Task instructions :: Copy all of the material exactly. Pictures are not to appear in the copy.

Records for processing ::
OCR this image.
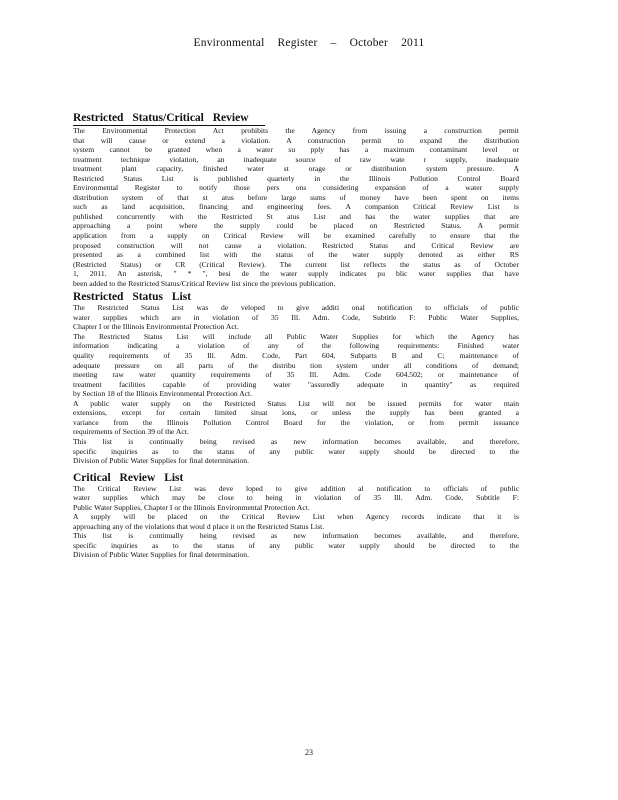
Environmental Register – October 2011
Restricted Status/Critical Review
The Environmental Protection Act prohibits the Agency from issuing a construction permit
that will cause or extend a violation. A construction permit to expand the distribution
system cannot be granted when a water su pply has a maximum contaminant level or
treatment technique violation, an inadequate source of raw wate r supply, inadequate
treatment plant capacity, finished water st orage or distribution system pressure. A
Restricted Status List is published quarterly in the Illinois Pollution Control Board
Environmental Register to notify those pers ons considering expansion of a water supply
distribution system of that st atus before large sums of money have been spent on items
such as land acquisition, financing and engineering fees. A companion Critical Review List is
published concurrently with the Restricted St atus List and has the water supplies that are
approaching a point where the supply could be placed on Restricted Status. A permit
application from a supply on Critical Review will be examined carefully to ensure that the
proposed construction will not cause a violation. Restricted Status and Critical Review are
presented as a combined list with the status of the water supply denoted as either RS
(Restricted Status) or CR (Critical Review). The current list reflects the status as of October
1, 2011. An asterisk, " * ", besi de the water supply indicates pu blic water supplies that have
been added to the Restricted Status/Critical Review list since the previous publication.
Restricted Status List
The Restricted Status List was de veloped to give additi onal notification to officials of public
water supplies which are in violation of 35 Ill. Adm. Code, Subtitle F: Public Water Supplies,
Chapter I or the Illinois Environmental Protection Act.
The Restricted Status List will include all Public Water Supplies for which the Agency has
information indicating a violation of any of the following requirements: Finished water
quality requirements of 35 Ill. Adm. Code, Part 604, Subparts B and C; maintenance of
adequate pressure on all parts of the distribu tion system under all conditions of demand;
meeting raw water quantity requirements of 35 Ill. Adm. Code 604.502; or maintenance of
treatment facilities capable of providing water "assuredly adequate in quantity" as required
by Section 18 of the Illinois Environmental Protection Act.
A public water supply on the Restricted Status List will not be issued permits for water main
extensions, except for certain limited situat ions, or unless the supply has been granted a
variance from the Illinois Pollution Control Board for the violation, or from permit issuance
requirements of Section 39 of the Act.
This list is continually being revised as new information becomes available, and therefore,
specific inquiries as to the status of any public water supply should be directed to the
Division of Public Water Supplies for final determination.
Critical Review List
The Critical Review List was deve loped to give addition al notification to officials of public
water supplies which may be close to being in violation of 35 Ill. Adm. Code, Subtitle F:
Public Water Supplies, Chapter I or the Illinois Environmental Protection Act.
A supply will be placed on the Critical Review List when Agency records indicate that it is
approaching any of the violations that woul d place it on the Restricted Status List.
This list is continually being revised as new information becomes available, and therefore,
specific inquiries as to the status of any public water supply should be directed to the
Division of Public Water Supplies for final determination.
23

Solution to this task ::
OCR this image.
Environmental Register – October 2011
Restricted Status/Critical Review
The Environmental Protection Act prohibits the Agency from issuing a construction permit
that will cause or extend a violation. A construction permit to expand the distribution
system cannot be granted when a water su pply has a maximum contaminant level or
treatment technique violation, an inadequate source of raw wate r supply, inadequate
treatment plant capacity, finished water st orage or distribution system pressure. A
Restricted Status List is published quarterly in the Illinois Pollution Control Board
Environmental Register to notify those pers ons considering expansion of a water supply
distribution system of that st atus before large sums of money have been spent on items
such as land acquisition, financing and engineering fees. A companion Critical Review List is
published concurrently with the Restricted St atus List and has the water supplies that are
approaching a point where the supply could be placed on Restricted Status. A permit
application from a supply on Critical Review will be examined carefully to ensure that the
proposed construction will not cause a violation. Restricted Status and Critical Review are
presented as a combined list with the status of the water supply denoted as either RS
(Restricted Status) or CR (Critical Review). The current list reflects the status as of October
1, 2011. An asterisk, " * ", besi de the water supply indicates pu blic water supplies that have
been added to the Restricted Status/Critical Review list since the previous publication.
Restricted Status List
The Restricted Status List was de veloped to give additi onal notification to officials of public
water supplies which are in violation of 35 Ill. Adm. Code, Subtitle F: Public Water Supplies,
Chapter I or the Illinois Environmental Protection Act.
The Restricted Status List will include all Public Water Supplies for which the Agency has
information indicating a violation of any of the following requirements: Finished water
quality requirements of 35 Ill. Adm. Code, Part 604, Subparts B and C; maintenance of
adequate pressure on all parts of the distribu tion system under all conditions of demand;
meeting raw water quantity requirements of 35 Ill. Adm. Code 604.502; or maintenance of
treatment facilities capable of providing water "assuredly adequate in quantity" as required
by Section 18 of the Illinois Environmental Protection Act.
A public water supply on the Restricted Status List will not be issued permits for water main
extensions, except for certain limited situat ions, or unless the supply has been granted a
variance from the Illinois Pollution Control Board for the violation, or from permit issuance
requirements of Section 39 of the Act.
This list is continually being revised as new information becomes available, and therefore,
specific inquiries as to the status of any public water supply should be directed to the
Division of Public Water Supplies for final determination.
Critical Review List
The Critical Review List was deve loped to give addition al notification to officials of public
water supplies which may be close to being in violation of 35 Ill. Adm. Code, Subtitle F:
Public Water Supplies, Chapter I or the Illinois Environmental Protection Act.
A supply will be placed on the Critical Review List when Agency records indicate that it is
approaching any of the violations that woul d place it on the Restricted Status List.
This list is continually being revised as new information becomes available, and therefore,
specific inquiries as to the status of any public water supply should be directed to the
Division of Public Water Supplies for final determination.
23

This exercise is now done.